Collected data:
==================================================

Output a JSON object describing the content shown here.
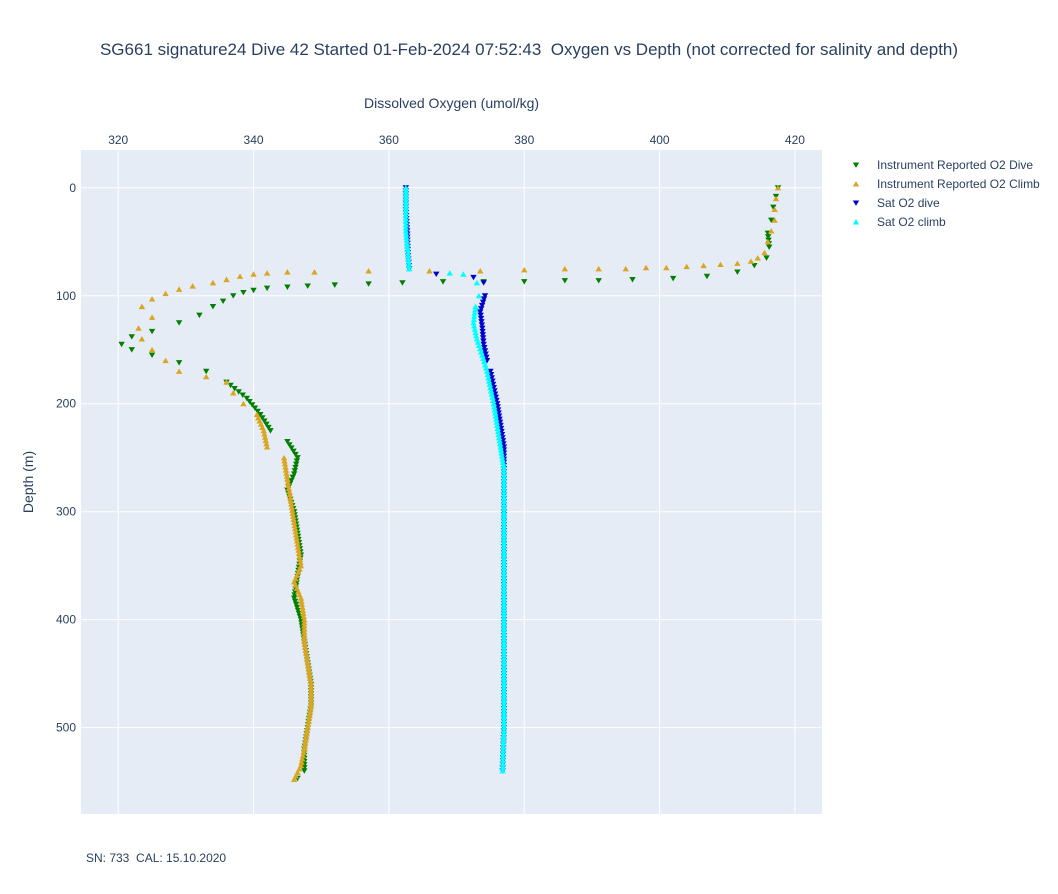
{
  "chart_data": {
    "type": "scatter",
    "title": "SG661 signature24 Dive 42 Started 01-Feb-2024 07:52:43  Oxygen vs Depth (not corrected for salinity and depth)",
    "xlabel": "Dissolved Oxygen (umol/kg)",
    "ylabel": "Depth (m)",
    "x_axis_position": "top",
    "xlim": [
      314.5,
      424.0
    ],
    "ylim": [
      580,
      -35
    ],
    "y_reversed": true,
    "x_ticks": [
      320,
      340,
      360,
      380,
      400,
      420
    ],
    "x_tick_labels": [
      "320",
      "340",
      "360",
      "380",
      "400",
      "420"
    ],
    "y_ticks": [
      0,
      100,
      200,
      300,
      400,
      500
    ],
    "y_tick_labels": [
      "0",
      "100",
      "200",
      "300",
      "400",
      "500"
    ],
    "grid": true,
    "legend_position": "top-right",
    "footnote": "SN: 733  CAL: 15.10.2020",
    "series": [
      {
        "name": "Instrument Reported O2 Dive",
        "color": "#008000",
        "marker": "triangle-down",
        "points": [
          [
            417.5,
            0
          ],
          [
            417.2,
            8
          ],
          [
            416.8,
            18
          ],
          [
            416.5,
            30
          ],
          [
            416.0,
            42
          ],
          [
            416.2,
            55
          ],
          [
            415.8,
            65
          ],
          [
            414.0,
            72
          ],
          [
            411.5,
            78
          ],
          [
            407.0,
            82
          ],
          [
            402.0,
            84
          ],
          [
            396.0,
            85
          ],
          [
            391.0,
            86
          ],
          [
            386.0,
            86
          ],
          [
            380.0,
            87
          ],
          [
            374.0,
            87
          ],
          [
            368.0,
            87
          ],
          [
            362.0,
            88
          ],
          [
            357.0,
            89
          ],
          [
            352.0,
            90
          ],
          [
            348.0,
            91
          ],
          [
            345.0,
            92
          ],
          [
            342.0,
            93
          ],
          [
            340.0,
            95
          ],
          [
            338.5,
            97
          ],
          [
            337.0,
            100
          ],
          [
            335.5,
            105
          ],
          [
            334.0,
            110
          ],
          [
            332.0,
            118
          ],
          [
            329.0,
            125
          ],
          [
            325.0,
            133
          ],
          [
            322.0,
            138
          ],
          [
            320.5,
            145
          ],
          [
            322.0,
            150
          ],
          [
            325.0,
            155
          ],
          [
            329.0,
            162
          ],
          [
            333.0,
            170
          ],
          [
            336.0,
            180
          ],
          [
            339.0,
            195
          ],
          [
            341.0,
            210
          ],
          [
            342.5,
            225
          ],
          [
            345.0,
            235
          ],
          [
            346.5,
            250
          ],
          [
            346.0,
            265
          ],
          [
            345.0,
            280
          ],
          [
            346.0,
            300
          ],
          [
            346.5,
            320
          ],
          [
            347.0,
            340
          ],
          [
            346.5,
            360
          ],
          [
            346.0,
            380
          ],
          [
            347.0,
            400
          ],
          [
            347.5,
            420
          ],
          [
            348.0,
            440
          ],
          [
            348.5,
            460
          ],
          [
            348.5,
            480
          ],
          [
            348.0,
            500
          ],
          [
            347.5,
            520
          ],
          [
            347.5,
            540
          ],
          [
            346.5,
            547
          ]
        ]
      },
      {
        "name": "Instrument Reported O2 Climb",
        "color": "#DAA520",
        "marker": "triangle-up",
        "points": [
          [
            346.0,
            548
          ],
          [
            347.0,
            535
          ],
          [
            347.5,
            520
          ],
          [
            348.0,
            500
          ],
          [
            348.5,
            480
          ],
          [
            348.5,
            460
          ],
          [
            348.0,
            440
          ],
          [
            347.5,
            420
          ],
          [
            347.5,
            400
          ],
          [
            347.0,
            380
          ],
          [
            346.0,
            365
          ],
          [
            347.0,
            350
          ],
          [
            346.5,
            330
          ],
          [
            346.0,
            310
          ],
          [
            345.5,
            290
          ],
          [
            345.0,
            270
          ],
          [
            344.5,
            250
          ],
          [
            342.0,
            240
          ],
          [
            341.5,
            225
          ],
          [
            340.5,
            210
          ],
          [
            338.5,
            200
          ],
          [
            337.0,
            190
          ],
          [
            336.0,
            180
          ],
          [
            333.0,
            175
          ],
          [
            329.0,
            170
          ],
          [
            327.0,
            160
          ],
          [
            325.0,
            150
          ],
          [
            323.5,
            140
          ],
          [
            323.0,
            130
          ],
          [
            325.0,
            120
          ],
          [
            323.5,
            110
          ],
          [
            325.0,
            103
          ],
          [
            327.0,
            98
          ],
          [
            329.0,
            94
          ],
          [
            331.0,
            91
          ],
          [
            334.0,
            88
          ],
          [
            336.0,
            85
          ],
          [
            338.0,
            82
          ],
          [
            340.0,
            80
          ],
          [
            342.0,
            79
          ],
          [
            345.0,
            78
          ],
          [
            349.0,
            78
          ],
          [
            357.0,
            77
          ],
          [
            366.0,
            77
          ],
          [
            373.5,
            77
          ],
          [
            380.0,
            76
          ],
          [
            386.0,
            75
          ],
          [
            391.0,
            75
          ],
          [
            395.0,
            75
          ],
          [
            398.0,
            74
          ],
          [
            401.0,
            74
          ],
          [
            404.0,
            73
          ],
          [
            406.5,
            72
          ],
          [
            409.0,
            71
          ],
          [
            411.5,
            70
          ],
          [
            413.5,
            68
          ],
          [
            414.5,
            65
          ],
          [
            415.5,
            60
          ],
          [
            416.0,
            50
          ],
          [
            416.5,
            40
          ],
          [
            417.0,
            30
          ],
          [
            417.0,
            20
          ],
          [
            417.2,
            10
          ],
          [
            417.5,
            0
          ]
        ]
      },
      {
        "name": "Sat O2 dive",
        "color": "#0000CD",
        "marker": "triangle-down",
        "points": [
          [
            362.5,
            0
          ],
          [
            362.5,
            20
          ],
          [
            362.7,
            40
          ],
          [
            362.8,
            60
          ],
          [
            363.0,
            75
          ],
          [
            367.0,
            80
          ],
          [
            372.5,
            83
          ],
          [
            374.0,
            88
          ],
          [
            374.2,
            100
          ],
          [
            373.5,
            115
          ],
          [
            373.8,
            130
          ],
          [
            374.0,
            145
          ],
          [
            374.5,
            160
          ],
          [
            375.0,
            170
          ],
          [
            375.5,
            185
          ],
          [
            376.0,
            200
          ],
          [
            376.5,
            220
          ],
          [
            377.0,
            240
          ],
          [
            377.0,
            260
          ],
          [
            377.0,
            300
          ],
          [
            377.0,
            350
          ],
          [
            377.0,
            400
          ],
          [
            377.0,
            450
          ],
          [
            377.0,
            500
          ],
          [
            376.8,
            540
          ]
        ]
      },
      {
        "name": "Sat O2 climb",
        "color": "#00FFFF",
        "marker": "triangle-up",
        "points": [
          [
            376.8,
            540
          ],
          [
            377.0,
            500
          ],
          [
            377.0,
            450
          ],
          [
            377.0,
            400
          ],
          [
            377.0,
            350
          ],
          [
            377.0,
            300
          ],
          [
            377.0,
            260
          ],
          [
            376.5,
            240
          ],
          [
            376.0,
            220
          ],
          [
            375.5,
            200
          ],
          [
            375.0,
            185
          ],
          [
            374.5,
            170
          ],
          [
            373.8,
            155
          ],
          [
            373.0,
            140
          ],
          [
            372.5,
            125
          ],
          [
            372.8,
            110
          ],
          [
            373.3,
            100
          ],
          [
            373.0,
            88
          ],
          [
            371.0,
            80
          ],
          [
            369.0,
            79
          ],
          [
            363.0,
            75
          ],
          [
            362.8,
            60
          ],
          [
            362.5,
            40
          ],
          [
            362.5,
            20
          ],
          [
            362.5,
            0
          ]
        ]
      }
    ]
  }
}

==================================================

Reproduce all of the material above word for word. Omit the pictures.

Output a JSON object describing the content shown here.
{
  "chart_data": {
    "type": "scatter",
    "title": "SG661 signature24 Dive 42 Started 01-Feb-2024 07:52:43  Oxygen vs Depth (not corrected for salinity and depth)",
    "xlabel": "Dissolved Oxygen (umol/kg)",
    "ylabel": "Depth (m)",
    "x_axis_position": "top",
    "xlim": [
      314.5,
      424.0
    ],
    "ylim": [
      580,
      -35
    ],
    "y_reversed": true,
    "x_ticks": [
      320,
      340,
      360,
      380,
      400,
      420
    ],
    "x_tick_labels": [
      "320",
      "340",
      "360",
      "380",
      "400",
      "420"
    ],
    "y_ticks": [
      0,
      100,
      200,
      300,
      400,
      500
    ],
    "y_tick_labels": [
      "0",
      "100",
      "200",
      "300",
      "400",
      "500"
    ],
    "grid": true,
    "legend_position": "top-right",
    "footnote": "SN: 733  CAL: 15.10.2020",
    "series": [
      {
        "name": "Instrument Reported O2 Dive",
        "color": "#008000",
        "marker": "triangle-down",
        "points": [
          [
            417.5,
            0
          ],
          [
            417.2,
            8
          ],
          [
            416.8,
            18
          ],
          [
            416.5,
            30
          ],
          [
            416.0,
            42
          ],
          [
            416.2,
            55
          ],
          [
            415.8,
            65
          ],
          [
            414.0,
            72
          ],
          [
            411.5,
            78
          ],
          [
            407.0,
            82
          ],
          [
            402.0,
            84
          ],
          [
            396.0,
            85
          ],
          [
            391.0,
            86
          ],
          [
            386.0,
            86
          ],
          [
            380.0,
            87
          ],
          [
            374.0,
            87
          ],
          [
            368.0,
            87
          ],
          [
            362.0,
            88
          ],
          [
            357.0,
            89
          ],
          [
            352.0,
            90
          ],
          [
            348.0,
            91
          ],
          [
            345.0,
            92
          ],
          [
            342.0,
            93
          ],
          [
            340.0,
            95
          ],
          [
            338.5,
            97
          ],
          [
            337.0,
            100
          ],
          [
            335.5,
            105
          ],
          [
            334.0,
            110
          ],
          [
            332.0,
            118
          ],
          [
            329.0,
            125
          ],
          [
            325.0,
            133
          ],
          [
            322.0,
            138
          ],
          [
            320.5,
            145
          ],
          [
            322.0,
            150
          ],
          [
            325.0,
            155
          ],
          [
            329.0,
            162
          ],
          [
            333.0,
            170
          ],
          [
            336.0,
            180
          ],
          [
            339.0,
            195
          ],
          [
            341.0,
            210
          ],
          [
            342.5,
            225
          ],
          [
            345.0,
            235
          ],
          [
            346.5,
            250
          ],
          [
            346.0,
            265
          ],
          [
            345.0,
            280
          ],
          [
            346.0,
            300
          ],
          [
            346.5,
            320
          ],
          [
            347.0,
            340
          ],
          [
            346.5,
            360
          ],
          [
            346.0,
            380
          ],
          [
            347.0,
            400
          ],
          [
            347.5,
            420
          ],
          [
            348.0,
            440
          ],
          [
            348.5,
            460
          ],
          [
            348.5,
            480
          ],
          [
            348.0,
            500
          ],
          [
            347.5,
            520
          ],
          [
            347.5,
            540
          ],
          [
            346.5,
            547
          ]
        ]
      },
      {
        "name": "Instrument Reported O2 Climb",
        "color": "#DAA520",
        "marker": "triangle-up",
        "points": [
          [
            346.0,
            548
          ],
          [
            347.0,
            535
          ],
          [
            347.5,
            520
          ],
          [
            348.0,
            500
          ],
          [
            348.5,
            480
          ],
          [
            348.5,
            460
          ],
          [
            348.0,
            440
          ],
          [
            347.5,
            420
          ],
          [
            347.5,
            400
          ],
          [
            347.0,
            380
          ],
          [
            346.0,
            365
          ],
          [
            347.0,
            350
          ],
          [
            346.5,
            330
          ],
          [
            346.0,
            310
          ],
          [
            345.5,
            290
          ],
          [
            345.0,
            270
          ],
          [
            344.5,
            250
          ],
          [
            342.0,
            240
          ],
          [
            341.5,
            225
          ],
          [
            340.5,
            210
          ],
          [
            338.5,
            200
          ],
          [
            337.0,
            190
          ],
          [
            336.0,
            180
          ],
          [
            333.0,
            175
          ],
          [
            329.0,
            170
          ],
          [
            327.0,
            160
          ],
          [
            325.0,
            150
          ],
          [
            323.5,
            140
          ],
          [
            323.0,
            130
          ],
          [
            325.0,
            120
          ],
          [
            323.5,
            110
          ],
          [
            325.0,
            103
          ],
          [
            327.0,
            98
          ],
          [
            329.0,
            94
          ],
          [
            331.0,
            91
          ],
          [
            334.0,
            88
          ],
          [
            336.0,
            85
          ],
          [
            338.0,
            82
          ],
          [
            340.0,
            80
          ],
          [
            342.0,
            79
          ],
          [
            345.0,
            78
          ],
          [
            349.0,
            78
          ],
          [
            357.0,
            77
          ],
          [
            366.0,
            77
          ],
          [
            373.5,
            77
          ],
          [
            380.0,
            76
          ],
          [
            386.0,
            75
          ],
          [
            391.0,
            75
          ],
          [
            395.0,
            75
          ],
          [
            398.0,
            74
          ],
          [
            401.0,
            74
          ],
          [
            404.0,
            73
          ],
          [
            406.5,
            72
          ],
          [
            409.0,
            71
          ],
          [
            411.5,
            70
          ],
          [
            413.5,
            68
          ],
          [
            414.5,
            65
          ],
          [
            415.5,
            60
          ],
          [
            416.0,
            50
          ],
          [
            416.5,
            40
          ],
          [
            417.0,
            30
          ],
          [
            417.0,
            20
          ],
          [
            417.2,
            10
          ],
          [
            417.5,
            0
          ]
        ]
      },
      {
        "name": "Sat O2 dive",
        "color": "#0000CD",
        "marker": "triangle-down",
        "points": [
          [
            362.5,
            0
          ],
          [
            362.5,
            20
          ],
          [
            362.7,
            40
          ],
          [
            362.8,
            60
          ],
          [
            363.0,
            75
          ],
          [
            367.0,
            80
          ],
          [
            372.5,
            83
          ],
          [
            374.0,
            88
          ],
          [
            374.2,
            100
          ],
          [
            373.5,
            115
          ],
          [
            373.8,
            130
          ],
          [
            374.0,
            145
          ],
          [
            374.5,
            160
          ],
          [
            375.0,
            170
          ],
          [
            375.5,
            185
          ],
          [
            376.0,
            200
          ],
          [
            376.5,
            220
          ],
          [
            377.0,
            240
          ],
          [
            377.0,
            260
          ],
          [
            377.0,
            300
          ],
          [
            377.0,
            350
          ],
          [
            377.0,
            400
          ],
          [
            377.0,
            450
          ],
          [
            377.0,
            500
          ],
          [
            376.8,
            540
          ]
        ]
      },
      {
        "name": "Sat O2 climb",
        "color": "#00FFFF",
        "marker": "triangle-up",
        "points": [
          [
            376.8,
            540
          ],
          [
            377.0,
            500
          ],
          [
            377.0,
            450
          ],
          [
            377.0,
            400
          ],
          [
            377.0,
            350
          ],
          [
            377.0,
            300
          ],
          [
            377.0,
            260
          ],
          [
            376.5,
            240
          ],
          [
            376.0,
            220
          ],
          [
            375.5,
            200
          ],
          [
            375.0,
            185
          ],
          [
            374.5,
            170
          ],
          [
            373.8,
            155
          ],
          [
            373.0,
            140
          ],
          [
            372.5,
            125
          ],
          [
            372.8,
            110
          ],
          [
            373.3,
            100
          ],
          [
            373.0,
            88
          ],
          [
            371.0,
            80
          ],
          [
            369.0,
            79
          ],
          [
            363.0,
            75
          ],
          [
            362.8,
            60
          ],
          [
            362.5,
            40
          ],
          [
            362.5,
            20
          ],
          [
            362.5,
            0
          ]
        ]
      }
    ]
  }
}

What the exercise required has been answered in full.